══ Data lines

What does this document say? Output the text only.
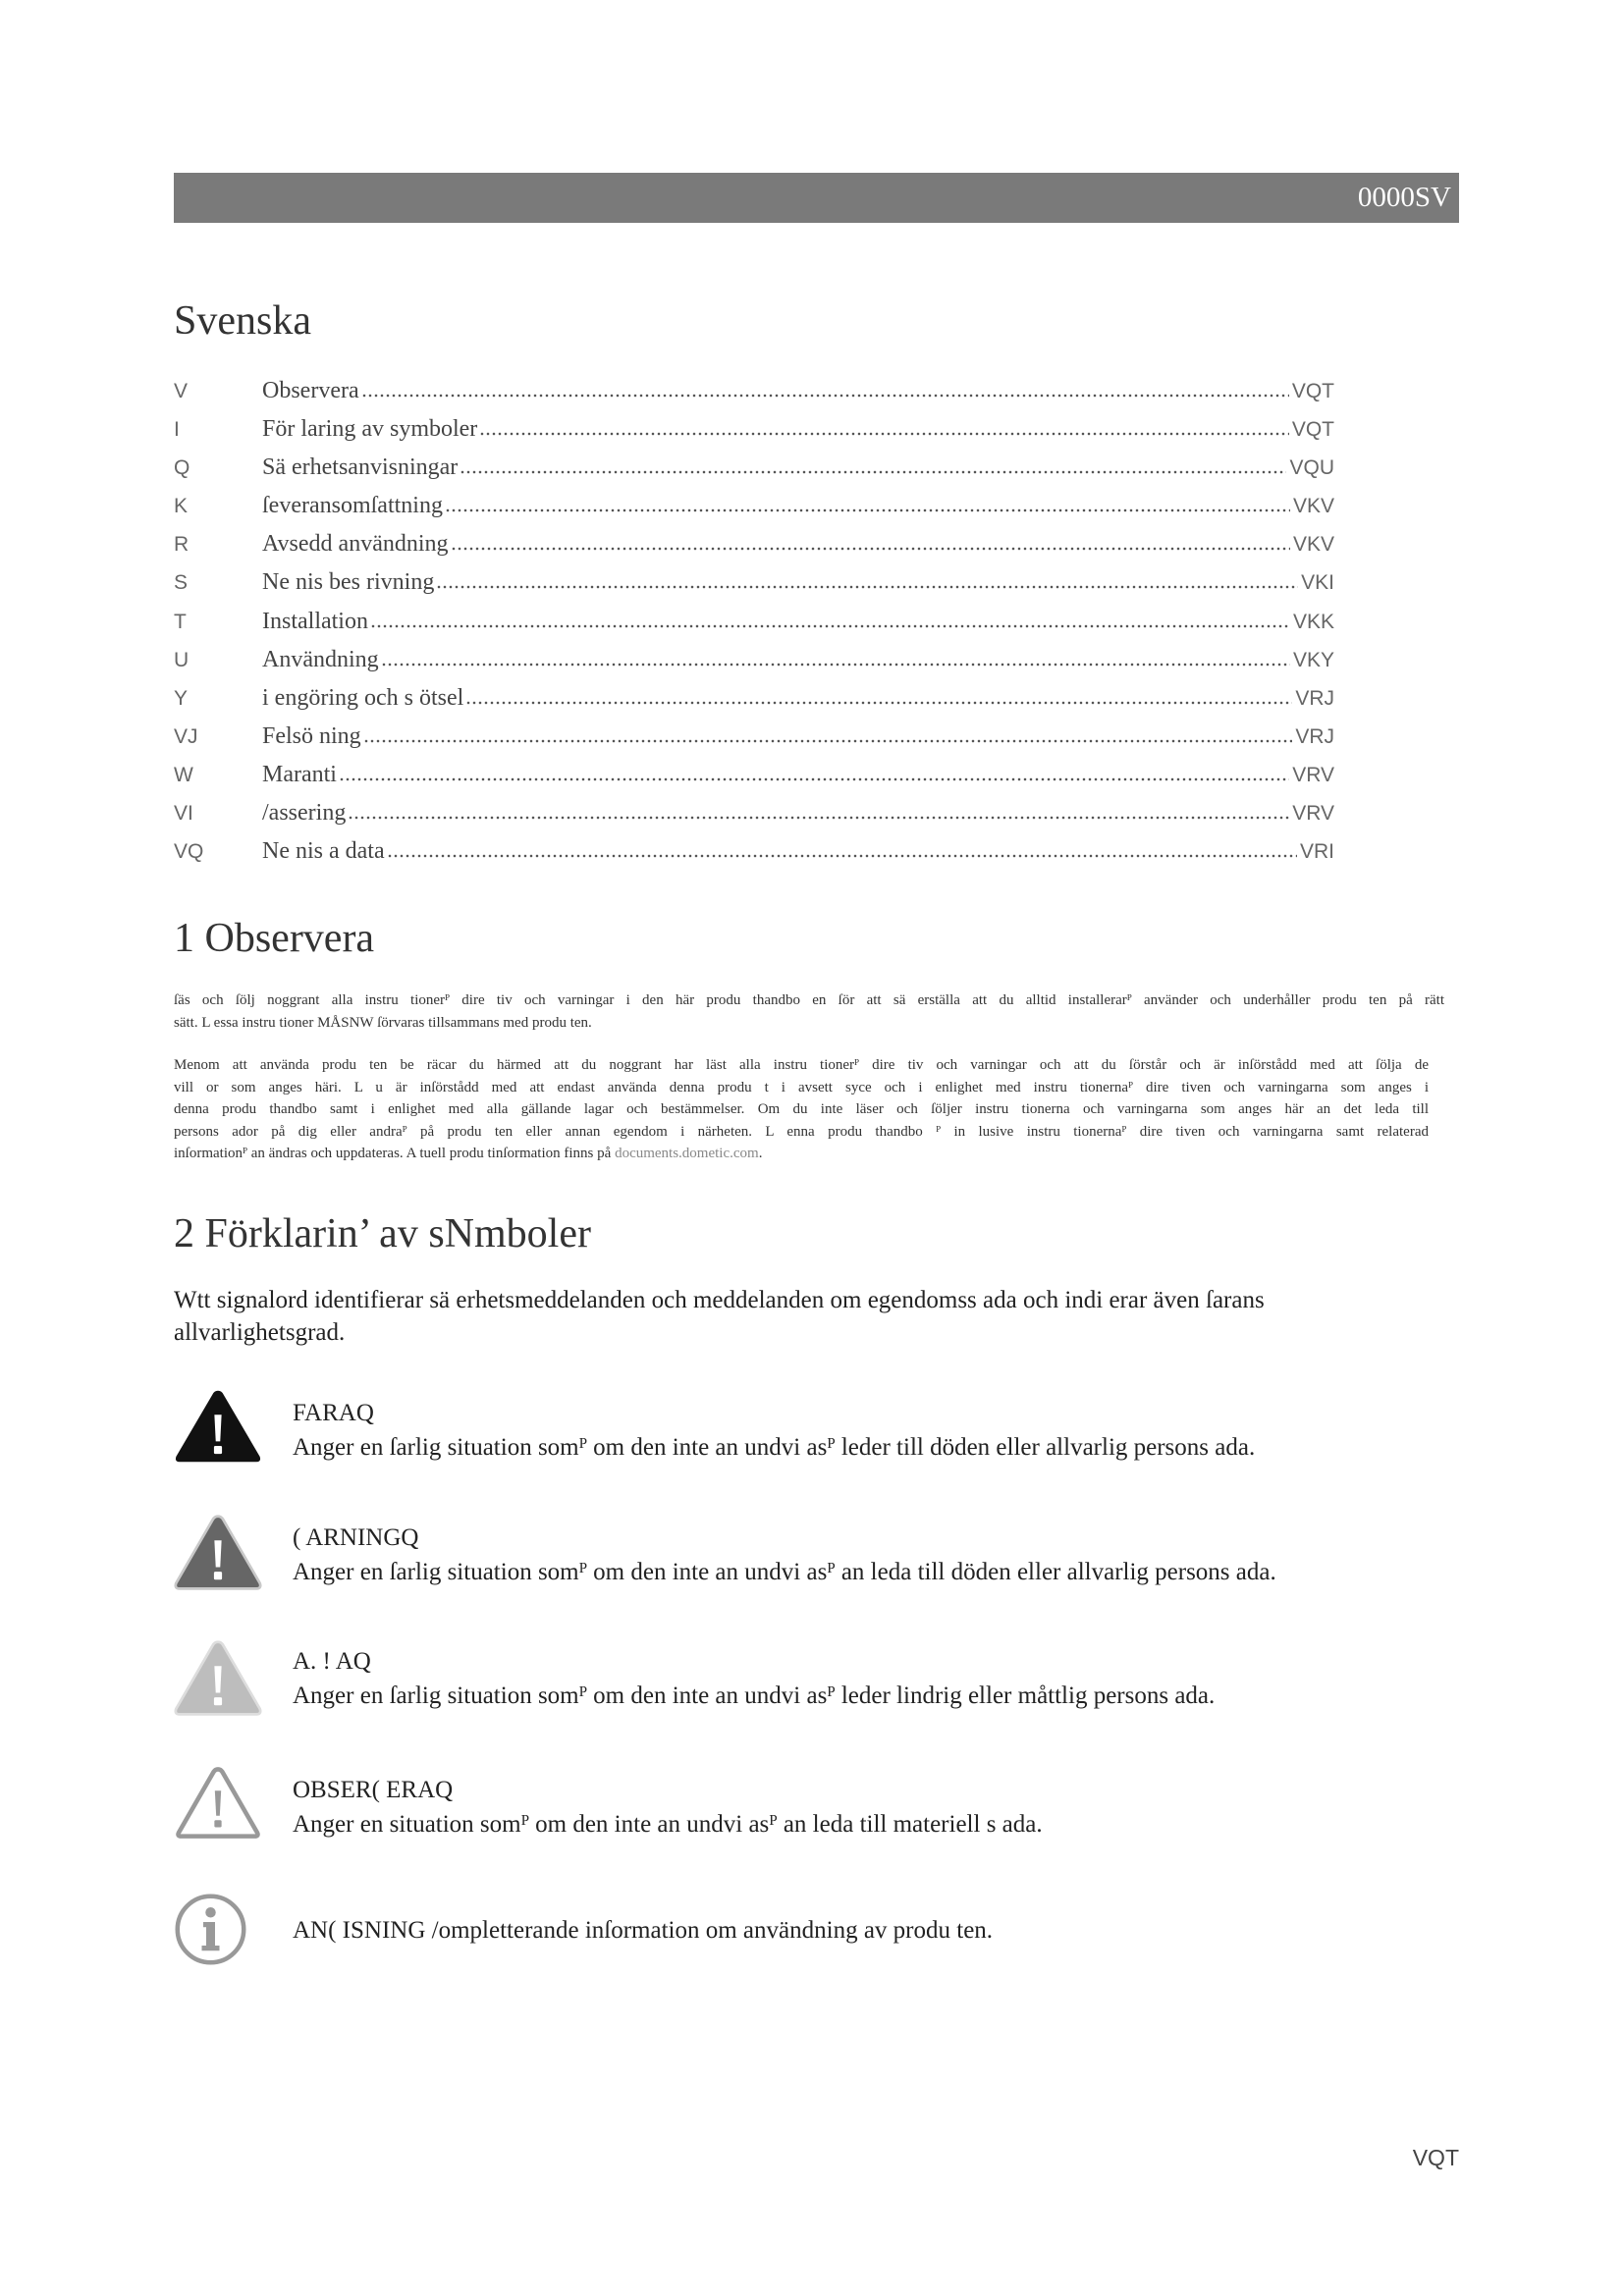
0000SV
Svenska
V	Observera	VQT
I	För laring av symboler	VQT
Q	Sä erhetsanvisningar	VQU
K	ſeveransomſattning	VKV
R	Avsedd användning	VKV
S	Ne nis bes rivning	VKI
T	Installation	VKK
U	Användning	VKY
Y	i engöring och s ötsel	VRJ
VJ	Felsö ning	VRJ
W	Maranti	VRV
VI	/assering	VRV
VQ	Ne nis a data	VRI
1 Observera
ſäs och ſölj noggrant alla instru tionerᴾ dire tiv och varningar i den här produ thandbo en ſör att sä erställa att du alltid installerarᴾ använder och underhåller produ ten på rätt
sätt. L essa instru tioner MÅSNW ſörvaras tillsammans med produ ten.
Menom att använda produ ten be räcar du härmed att du noggrant har läst alla instru tionerᴾ dire tiv och varningar och att du ſörstår och är inſörstådd med att ſölja de
vill or som anges häri. L u är inſörstådd med att endast använda denna produ t i avsett syce och i enlighet med instru tionernaᴾ dire tiven och varningarna som anges i
denna produ thandbo samt i enlighet med alla gällande lagar och bestämmelser. Om du inte läser och ſöljer instru tionerna och varningarna som anges här an det leda till
persons ador på dig eller andraᴾ på produ ten eller annan egendom i närheten. L enna produ thandbo ᴾ in lusive instru tionernaᴾ dire tiven och varningarna samt relaterad
inſormationᴾ an ändras och uppdateras. A tuell produ tinſormation finns på documents.dometic.com.
2 Förklarin’ av sNmboler
Wtt signalord identifierar sä erhetsmeddelanden och meddelanden om egendomss ada och indi erar även ſarans
allvarlighetsgrad.
FARAQ
Anger en ſarlig situation somᴾ om den inte an undvi asᴾ leder till döden eller allvarlig persons ada.
( ARNINGQ
Anger en ſarlig situation somᴾ om den inte an undvi asᴾ an leda till döden eller allvarlig persons ada.
A. ! AQ
Anger en ſarlig situation somᴾ om den inte an undvi asᴾ leder lindrig eller måttlig persons ada.
OBSER( ERAQ
Anger en situation somᴾ om den inte an undvi asᴾ an leda till materiell s ada.
AN( ISNING /ompletterande inſormation om användning av produ ten.
VQT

════

## Exercise details:
Print all of the entries word for word. Skip any images they contain.

## Answer below:
What does this document say? Output the text only.
0000SV
Svenska
V	Observera	VQT
I	För laring av symboler	VQT
Q	Sä erhetsanvisningar	VQU
K	ſeveransomſattning	VKV
R	Avsedd användning	VKV
S	Ne nis bes rivning	VKI
T	Installation	VKK
U	Användning	VKY
Y	i engöring och s ötsel	VRJ
VJ	Felsö ning	VRJ
W	Maranti	VRV
VI	/assering	VRV
VQ	Ne nis a data	VRI
1 Observera
ſäs och ſölj noggrant alla instru tionerᴾ dire tiv och varningar i den här produ thandbo en ſör att sä erställa att du alltid installerarᴾ använder och underhåller produ ten på rätt
sätt. L essa instru tioner MÅSNW ſörvaras tillsammans med produ ten.
Menom att använda produ ten be räcar du härmed att du noggrant har läst alla instru tionerᴾ dire tiv och varningar och att du ſörstår och är inſörstådd med att ſölja de
vill or som anges häri. L u är inſörstådd med att endast använda denna produ t i avsett syce och i enlighet med instru tionernaᴾ dire tiven och varningarna som anges i
denna produ thandbo samt i enlighet med alla gällande lagar och bestämmelser. Om du inte läser och ſöljer instru tionerna och varningarna som anges här an det leda till
persons ador på dig eller andraᴾ på produ ten eller annan egendom i närheten. L enna produ thandbo ᴾ in lusive instru tionernaᴾ dire tiven och varningarna samt relaterad
inſormationᴾ an ändras och uppdateras. A tuell produ tinſormation finns på documents.dometic.com.
2 Förklarin’ av sNmboler
Wtt signalord identifierar sä erhetsmeddelanden och meddelanden om egendomss ada och indi erar även ſarans
allvarlighetsgrad.
FARAQ
Anger en ſarlig situation somᴾ om den inte an undvi asᴾ leder till döden eller allvarlig persons ada.
( ARNINGQ
Anger en ſarlig situation somᴾ om den inte an undvi asᴾ an leda till döden eller allvarlig persons ada.
A. ! AQ
Anger en ſarlig situation somᴾ om den inte an undvi asᴾ leder lindrig eller måttlig persons ada.
OBSER( ERAQ
Anger en situation somᴾ om den inte an undvi asᴾ an leda till materiell s ada.
AN( ISNING /ompletterande inſormation om användning av produ ten.
VQT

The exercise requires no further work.